[Work to do]
**A.** In the passage about the strategist Ross, whose campaign is he managing in the recall election?
**B.** Return the section of the passage about Ross starting with "And the wiry, wealthy, sharply" and going on through "the game plan.", copied word for word.

::: Text to read :::

The 53-year-old campaign strategist and lobbyist is an advocate for labor unions -- and for the Indian gambling operations that fight them. He sells his high-priced expertise to personal-injury and workers’ compensation attorneys, while separately peddling advice to business interests the lawyers sue.
And the wiry, wealthy, sharply dressed Ross wears a rack of hats in guiding the careers of numerous Democratic politicians whose ambitions are often on a collision course with those of other Democratic politicians.
Now, the widely acknowledged master of blurring the line is toeing the line as manager of Lt. Gov. Cruz Bustamante’s campaign in the Oct. 7 gubernatorial recall election.
It’s another split-personality assignment for Ross. Bustamante, like Ross and most of his clients, says he wants Californians to vote no on removing Gov. Gray Davis from office. If voters do approve the recall, however, Bustamante hopes they choose him on the companion ballot item to select a successor, with Ross plotting the game plan.

::: Raw data :::

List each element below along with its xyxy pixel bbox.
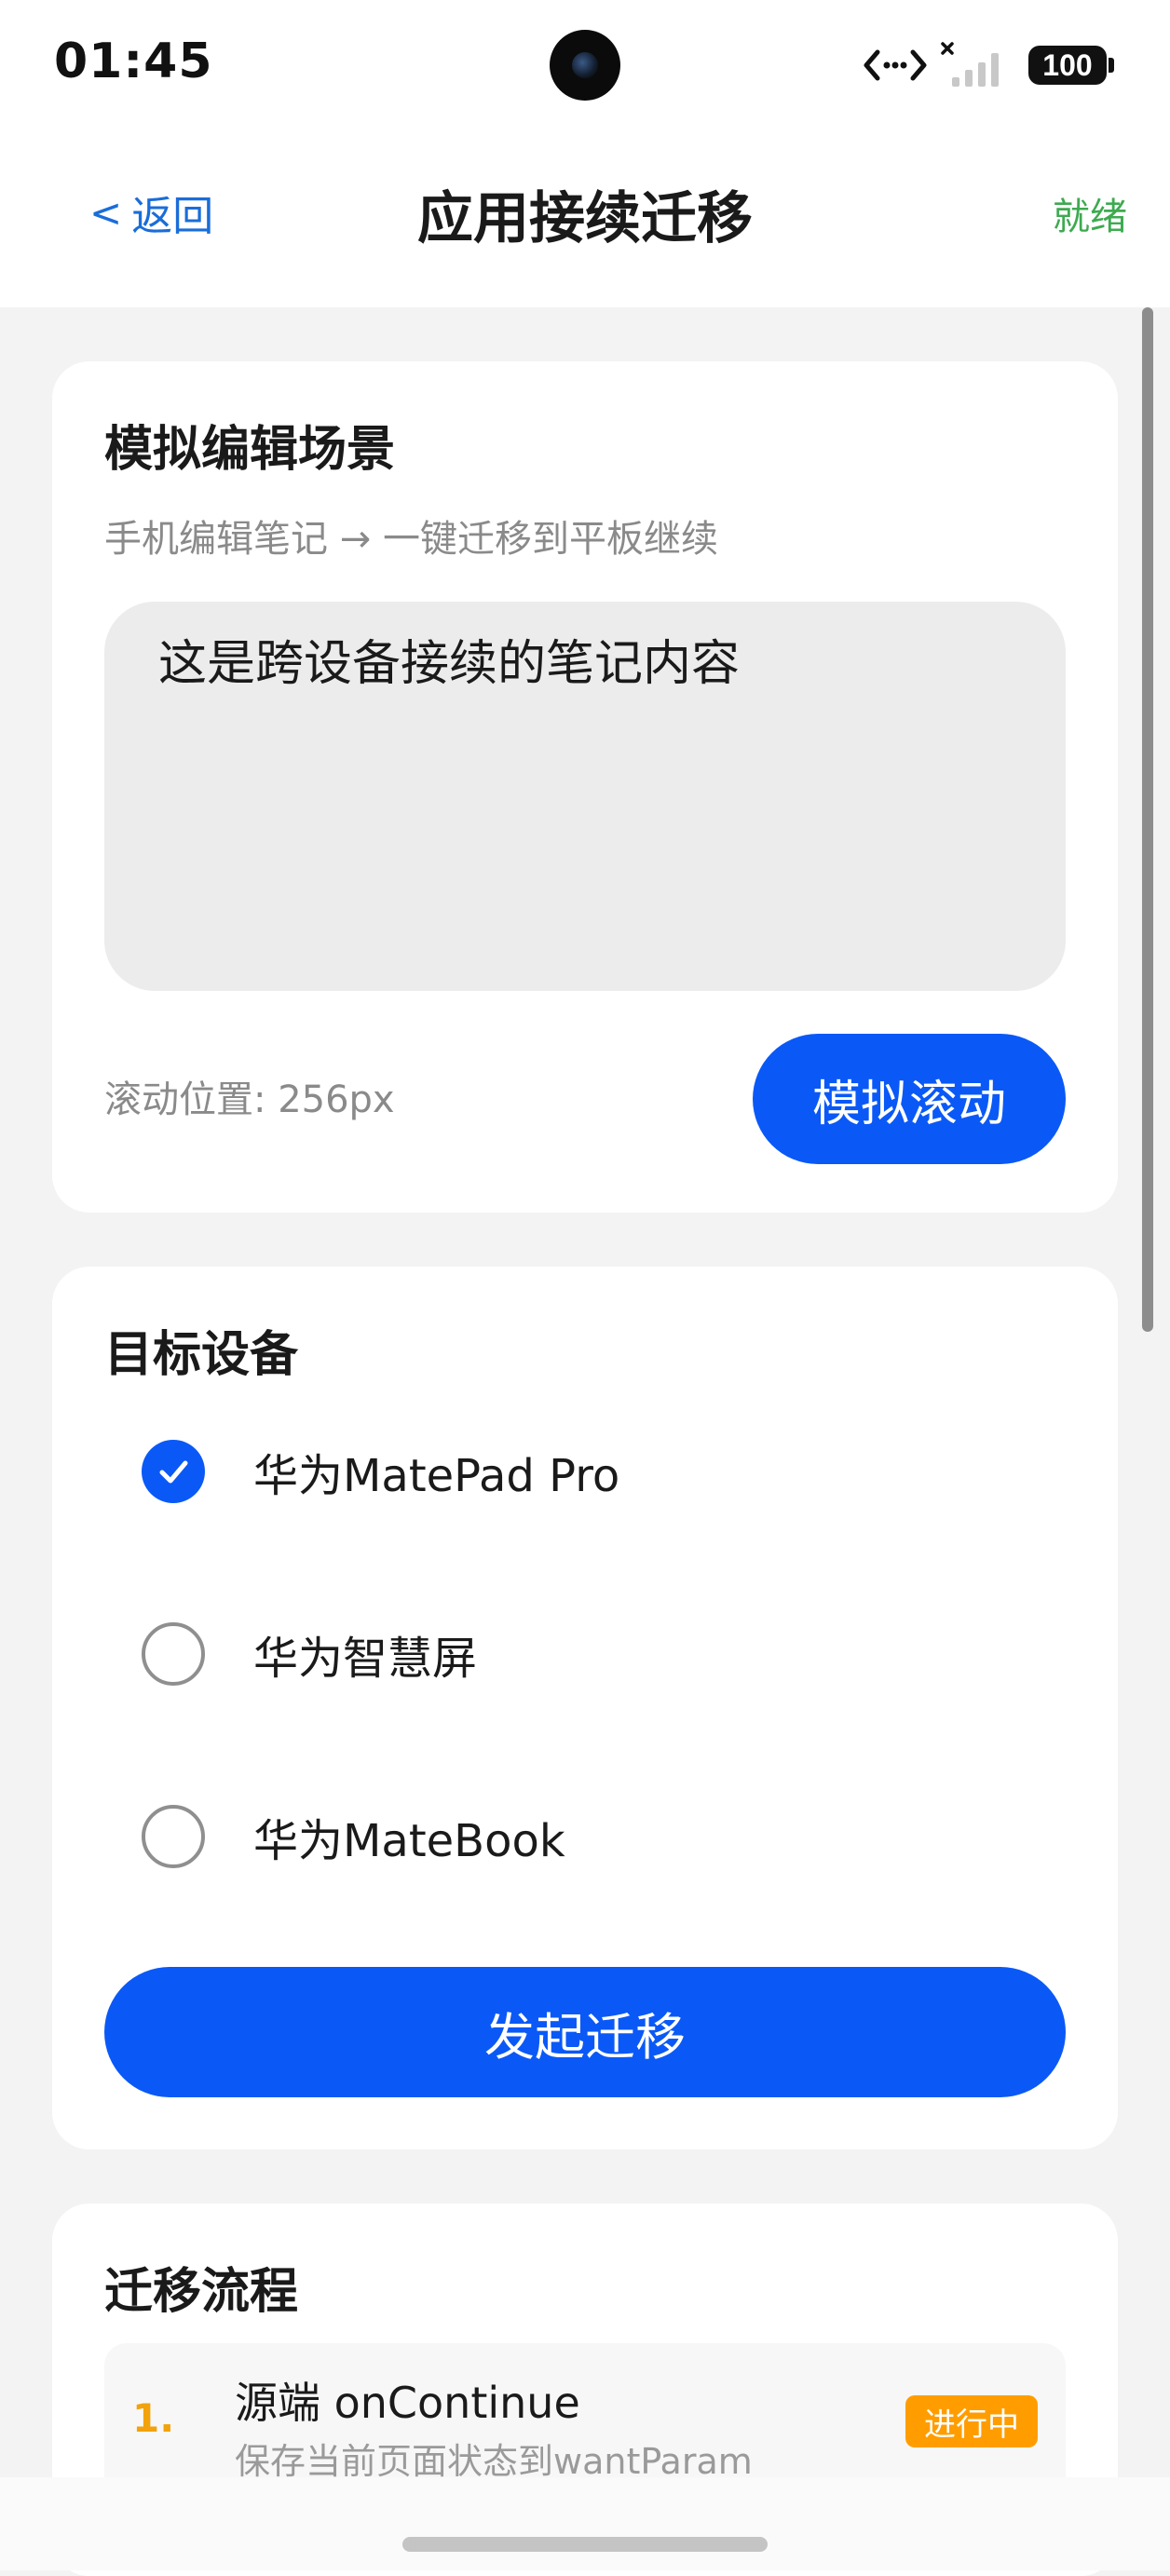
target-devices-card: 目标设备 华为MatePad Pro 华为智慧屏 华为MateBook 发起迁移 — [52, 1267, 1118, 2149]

:::

[Results of the exercise]
**A.** Lt. Gov. Cruz Bustamante's campaign

**B.**
And the wiry, wealthy, sharply dressed Ross wears a rack of hats in guiding the careers of numerous Democratic politicians whose ambitions are often on a collision course with those of other Democratic politicians.
Now, the widely acknowledged master of blurring the line is toeing the line as manager of Lt. Gov. Cruz Bustamante’s campaign in the Oct. 7 gubernatorial recall election.
It’s another split-personality assignment for Ross. Bustamante, like Ross and most of his clients, says he wants Californians to vote no on removing Gov. Gray Davis from office. If voters do approve the recall, however, Bustamante hopes they choose him on the companion ballot item to select a successor, with Ross plotting the game plan.